--- BEGIN ---
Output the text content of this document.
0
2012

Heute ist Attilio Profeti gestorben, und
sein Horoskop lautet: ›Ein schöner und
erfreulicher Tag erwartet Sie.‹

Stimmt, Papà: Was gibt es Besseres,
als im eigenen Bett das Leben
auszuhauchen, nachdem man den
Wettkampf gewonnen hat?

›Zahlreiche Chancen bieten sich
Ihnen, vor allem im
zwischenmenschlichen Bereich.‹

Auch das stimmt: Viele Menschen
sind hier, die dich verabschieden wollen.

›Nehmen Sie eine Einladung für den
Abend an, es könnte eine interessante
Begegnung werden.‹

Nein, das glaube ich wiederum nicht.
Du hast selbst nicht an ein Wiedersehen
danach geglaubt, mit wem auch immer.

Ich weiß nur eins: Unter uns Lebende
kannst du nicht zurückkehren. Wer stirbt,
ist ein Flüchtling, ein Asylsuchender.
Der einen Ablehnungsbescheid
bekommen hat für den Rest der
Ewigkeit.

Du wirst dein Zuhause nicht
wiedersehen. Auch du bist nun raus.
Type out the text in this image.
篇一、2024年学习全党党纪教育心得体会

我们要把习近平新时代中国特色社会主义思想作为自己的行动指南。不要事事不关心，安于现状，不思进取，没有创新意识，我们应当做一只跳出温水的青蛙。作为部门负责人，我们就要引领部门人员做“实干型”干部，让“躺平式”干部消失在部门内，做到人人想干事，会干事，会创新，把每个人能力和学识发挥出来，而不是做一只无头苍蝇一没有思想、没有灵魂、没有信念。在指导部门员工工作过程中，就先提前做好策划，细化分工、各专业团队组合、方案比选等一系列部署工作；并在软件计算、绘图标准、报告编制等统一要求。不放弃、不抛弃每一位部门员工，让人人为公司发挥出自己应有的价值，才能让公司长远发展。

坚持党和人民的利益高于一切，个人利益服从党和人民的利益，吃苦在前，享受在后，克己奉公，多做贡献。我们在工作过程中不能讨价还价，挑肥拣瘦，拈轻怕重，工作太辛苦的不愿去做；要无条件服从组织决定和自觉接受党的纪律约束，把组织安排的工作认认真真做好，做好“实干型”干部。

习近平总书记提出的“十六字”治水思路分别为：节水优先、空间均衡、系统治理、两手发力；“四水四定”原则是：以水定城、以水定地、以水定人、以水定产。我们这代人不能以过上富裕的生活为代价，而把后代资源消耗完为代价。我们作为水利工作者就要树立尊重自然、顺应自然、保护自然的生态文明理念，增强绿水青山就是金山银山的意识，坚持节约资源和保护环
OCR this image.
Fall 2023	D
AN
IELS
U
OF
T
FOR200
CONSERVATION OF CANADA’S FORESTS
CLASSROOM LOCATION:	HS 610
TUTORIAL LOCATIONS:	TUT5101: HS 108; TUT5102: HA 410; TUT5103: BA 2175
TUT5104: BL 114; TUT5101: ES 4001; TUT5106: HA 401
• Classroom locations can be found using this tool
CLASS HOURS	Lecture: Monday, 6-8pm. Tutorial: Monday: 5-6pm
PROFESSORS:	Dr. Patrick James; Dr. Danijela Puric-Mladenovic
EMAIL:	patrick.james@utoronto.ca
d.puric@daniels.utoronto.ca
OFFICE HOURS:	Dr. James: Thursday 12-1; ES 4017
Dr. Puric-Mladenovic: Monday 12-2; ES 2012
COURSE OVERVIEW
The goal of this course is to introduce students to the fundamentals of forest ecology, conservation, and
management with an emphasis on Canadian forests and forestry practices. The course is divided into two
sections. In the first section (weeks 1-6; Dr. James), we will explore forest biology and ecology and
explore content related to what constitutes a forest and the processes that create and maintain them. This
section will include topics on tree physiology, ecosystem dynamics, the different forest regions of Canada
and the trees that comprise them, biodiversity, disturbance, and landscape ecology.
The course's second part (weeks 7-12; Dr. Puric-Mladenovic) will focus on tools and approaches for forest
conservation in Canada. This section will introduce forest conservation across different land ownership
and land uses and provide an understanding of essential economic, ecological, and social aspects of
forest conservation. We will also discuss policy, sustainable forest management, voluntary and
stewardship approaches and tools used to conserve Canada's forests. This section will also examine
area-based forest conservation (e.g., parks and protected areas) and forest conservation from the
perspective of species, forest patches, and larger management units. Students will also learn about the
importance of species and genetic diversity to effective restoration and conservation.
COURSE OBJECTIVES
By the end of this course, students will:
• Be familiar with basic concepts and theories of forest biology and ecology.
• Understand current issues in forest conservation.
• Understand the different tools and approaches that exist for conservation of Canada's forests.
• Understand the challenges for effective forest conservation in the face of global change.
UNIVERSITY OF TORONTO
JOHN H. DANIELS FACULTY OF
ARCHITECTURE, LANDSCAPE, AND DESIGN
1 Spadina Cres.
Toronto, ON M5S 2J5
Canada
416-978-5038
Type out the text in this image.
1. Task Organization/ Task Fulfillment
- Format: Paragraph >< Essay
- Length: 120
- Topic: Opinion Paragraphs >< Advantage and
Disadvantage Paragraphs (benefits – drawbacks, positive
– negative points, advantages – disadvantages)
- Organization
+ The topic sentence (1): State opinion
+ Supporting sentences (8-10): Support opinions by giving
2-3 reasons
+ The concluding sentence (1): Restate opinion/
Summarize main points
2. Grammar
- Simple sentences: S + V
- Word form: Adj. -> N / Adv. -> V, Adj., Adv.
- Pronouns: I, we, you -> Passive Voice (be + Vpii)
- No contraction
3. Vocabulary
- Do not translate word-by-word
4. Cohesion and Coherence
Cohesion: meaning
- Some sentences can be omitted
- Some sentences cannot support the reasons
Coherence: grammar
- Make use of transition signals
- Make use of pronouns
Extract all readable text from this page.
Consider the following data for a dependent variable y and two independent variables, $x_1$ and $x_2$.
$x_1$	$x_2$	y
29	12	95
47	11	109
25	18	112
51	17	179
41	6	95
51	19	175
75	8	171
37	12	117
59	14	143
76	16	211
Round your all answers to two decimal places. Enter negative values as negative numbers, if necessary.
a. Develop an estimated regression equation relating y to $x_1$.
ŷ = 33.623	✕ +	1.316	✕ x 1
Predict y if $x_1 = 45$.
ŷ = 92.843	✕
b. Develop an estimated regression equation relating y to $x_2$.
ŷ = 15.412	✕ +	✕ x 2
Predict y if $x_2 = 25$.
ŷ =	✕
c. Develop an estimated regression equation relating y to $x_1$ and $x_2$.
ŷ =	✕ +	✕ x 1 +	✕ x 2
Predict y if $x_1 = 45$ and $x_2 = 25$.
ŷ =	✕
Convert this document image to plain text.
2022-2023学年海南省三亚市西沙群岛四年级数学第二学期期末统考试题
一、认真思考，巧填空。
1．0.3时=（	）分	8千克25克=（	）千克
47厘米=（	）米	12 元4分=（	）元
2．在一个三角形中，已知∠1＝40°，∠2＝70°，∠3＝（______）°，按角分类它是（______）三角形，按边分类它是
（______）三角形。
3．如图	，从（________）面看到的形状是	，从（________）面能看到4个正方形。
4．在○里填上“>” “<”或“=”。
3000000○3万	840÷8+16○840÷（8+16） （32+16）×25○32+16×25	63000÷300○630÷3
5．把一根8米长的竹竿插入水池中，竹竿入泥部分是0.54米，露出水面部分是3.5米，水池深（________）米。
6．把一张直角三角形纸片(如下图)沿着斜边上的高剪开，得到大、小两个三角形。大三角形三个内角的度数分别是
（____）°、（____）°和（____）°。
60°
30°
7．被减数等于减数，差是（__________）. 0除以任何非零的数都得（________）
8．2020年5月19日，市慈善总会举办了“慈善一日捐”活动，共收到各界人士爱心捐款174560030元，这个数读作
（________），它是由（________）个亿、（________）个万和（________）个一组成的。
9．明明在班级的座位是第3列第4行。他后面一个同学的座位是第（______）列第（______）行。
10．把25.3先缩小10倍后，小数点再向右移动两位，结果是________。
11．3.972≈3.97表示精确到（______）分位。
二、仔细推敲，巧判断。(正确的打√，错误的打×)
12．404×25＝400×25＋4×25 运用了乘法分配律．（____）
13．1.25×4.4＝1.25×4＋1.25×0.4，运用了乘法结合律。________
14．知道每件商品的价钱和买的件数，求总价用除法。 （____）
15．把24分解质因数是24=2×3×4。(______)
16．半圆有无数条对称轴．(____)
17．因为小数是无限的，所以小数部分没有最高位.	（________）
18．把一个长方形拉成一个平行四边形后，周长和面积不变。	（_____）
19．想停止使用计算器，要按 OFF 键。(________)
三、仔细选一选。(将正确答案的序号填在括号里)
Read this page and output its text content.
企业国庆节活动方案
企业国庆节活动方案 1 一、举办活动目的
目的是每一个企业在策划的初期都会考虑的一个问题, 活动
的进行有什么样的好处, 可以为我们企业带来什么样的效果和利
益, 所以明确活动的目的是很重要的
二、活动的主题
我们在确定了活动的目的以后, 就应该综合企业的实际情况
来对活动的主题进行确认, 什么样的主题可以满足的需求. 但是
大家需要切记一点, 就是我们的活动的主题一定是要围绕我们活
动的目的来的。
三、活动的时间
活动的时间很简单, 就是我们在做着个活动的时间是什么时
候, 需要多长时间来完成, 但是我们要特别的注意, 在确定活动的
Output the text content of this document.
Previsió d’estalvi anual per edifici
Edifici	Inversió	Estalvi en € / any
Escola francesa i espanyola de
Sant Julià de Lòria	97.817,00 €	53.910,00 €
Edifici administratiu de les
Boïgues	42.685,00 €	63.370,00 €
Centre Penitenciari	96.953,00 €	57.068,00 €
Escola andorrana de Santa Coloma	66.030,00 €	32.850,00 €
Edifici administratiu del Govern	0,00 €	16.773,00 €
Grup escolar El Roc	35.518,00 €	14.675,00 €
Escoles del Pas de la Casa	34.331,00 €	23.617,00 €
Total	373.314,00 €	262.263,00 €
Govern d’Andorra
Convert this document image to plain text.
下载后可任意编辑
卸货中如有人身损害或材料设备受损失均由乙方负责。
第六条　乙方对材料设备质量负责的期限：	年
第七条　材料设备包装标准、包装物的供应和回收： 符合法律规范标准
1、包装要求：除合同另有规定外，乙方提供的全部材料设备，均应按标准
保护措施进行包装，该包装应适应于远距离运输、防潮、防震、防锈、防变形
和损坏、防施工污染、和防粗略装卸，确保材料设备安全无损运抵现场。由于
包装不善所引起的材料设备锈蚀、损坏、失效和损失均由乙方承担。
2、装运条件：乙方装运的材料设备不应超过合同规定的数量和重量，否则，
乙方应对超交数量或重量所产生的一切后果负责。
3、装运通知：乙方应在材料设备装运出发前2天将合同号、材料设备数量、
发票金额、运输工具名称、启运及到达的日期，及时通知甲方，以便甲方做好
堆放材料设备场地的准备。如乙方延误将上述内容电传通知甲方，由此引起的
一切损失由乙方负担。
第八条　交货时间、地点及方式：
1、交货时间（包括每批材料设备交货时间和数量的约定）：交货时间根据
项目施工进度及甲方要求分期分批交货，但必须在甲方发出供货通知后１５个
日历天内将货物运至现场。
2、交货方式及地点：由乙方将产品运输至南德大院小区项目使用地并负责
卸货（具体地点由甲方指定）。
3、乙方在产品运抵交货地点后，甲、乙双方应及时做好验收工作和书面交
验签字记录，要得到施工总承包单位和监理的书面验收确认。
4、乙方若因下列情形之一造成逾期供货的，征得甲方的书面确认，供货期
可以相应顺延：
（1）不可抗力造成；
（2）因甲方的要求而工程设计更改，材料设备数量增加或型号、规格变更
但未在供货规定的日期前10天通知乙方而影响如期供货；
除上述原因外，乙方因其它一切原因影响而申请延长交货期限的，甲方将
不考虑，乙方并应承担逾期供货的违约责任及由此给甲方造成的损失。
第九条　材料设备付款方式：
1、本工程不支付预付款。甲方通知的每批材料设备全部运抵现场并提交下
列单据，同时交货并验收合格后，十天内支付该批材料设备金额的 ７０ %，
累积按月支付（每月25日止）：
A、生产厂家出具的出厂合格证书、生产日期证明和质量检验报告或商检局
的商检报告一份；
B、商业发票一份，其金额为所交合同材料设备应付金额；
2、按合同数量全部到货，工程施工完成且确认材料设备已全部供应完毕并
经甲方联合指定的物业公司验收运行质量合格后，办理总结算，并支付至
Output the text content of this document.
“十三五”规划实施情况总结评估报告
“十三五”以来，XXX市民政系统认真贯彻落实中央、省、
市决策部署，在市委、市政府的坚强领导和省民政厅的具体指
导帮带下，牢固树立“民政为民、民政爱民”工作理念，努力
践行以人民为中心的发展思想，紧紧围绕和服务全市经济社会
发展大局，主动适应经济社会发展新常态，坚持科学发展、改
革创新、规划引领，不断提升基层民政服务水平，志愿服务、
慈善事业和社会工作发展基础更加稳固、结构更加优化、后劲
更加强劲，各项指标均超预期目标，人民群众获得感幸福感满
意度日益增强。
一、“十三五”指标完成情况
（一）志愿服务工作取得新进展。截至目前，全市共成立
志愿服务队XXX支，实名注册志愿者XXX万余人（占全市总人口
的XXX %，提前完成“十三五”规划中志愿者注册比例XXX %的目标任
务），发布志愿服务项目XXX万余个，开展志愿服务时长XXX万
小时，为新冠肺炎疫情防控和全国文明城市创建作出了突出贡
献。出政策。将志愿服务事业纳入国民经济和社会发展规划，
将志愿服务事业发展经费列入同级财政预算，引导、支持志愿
--- END ---
Copy each line from the records above that includes the string "weeks".

sections. In the first section (weeks 1-6; Dr. James), we will explore forest biology and ecology and
The course's second part (weeks 7-12; Dr. Puric-Mladenovic) will focus on tools and approaches for forest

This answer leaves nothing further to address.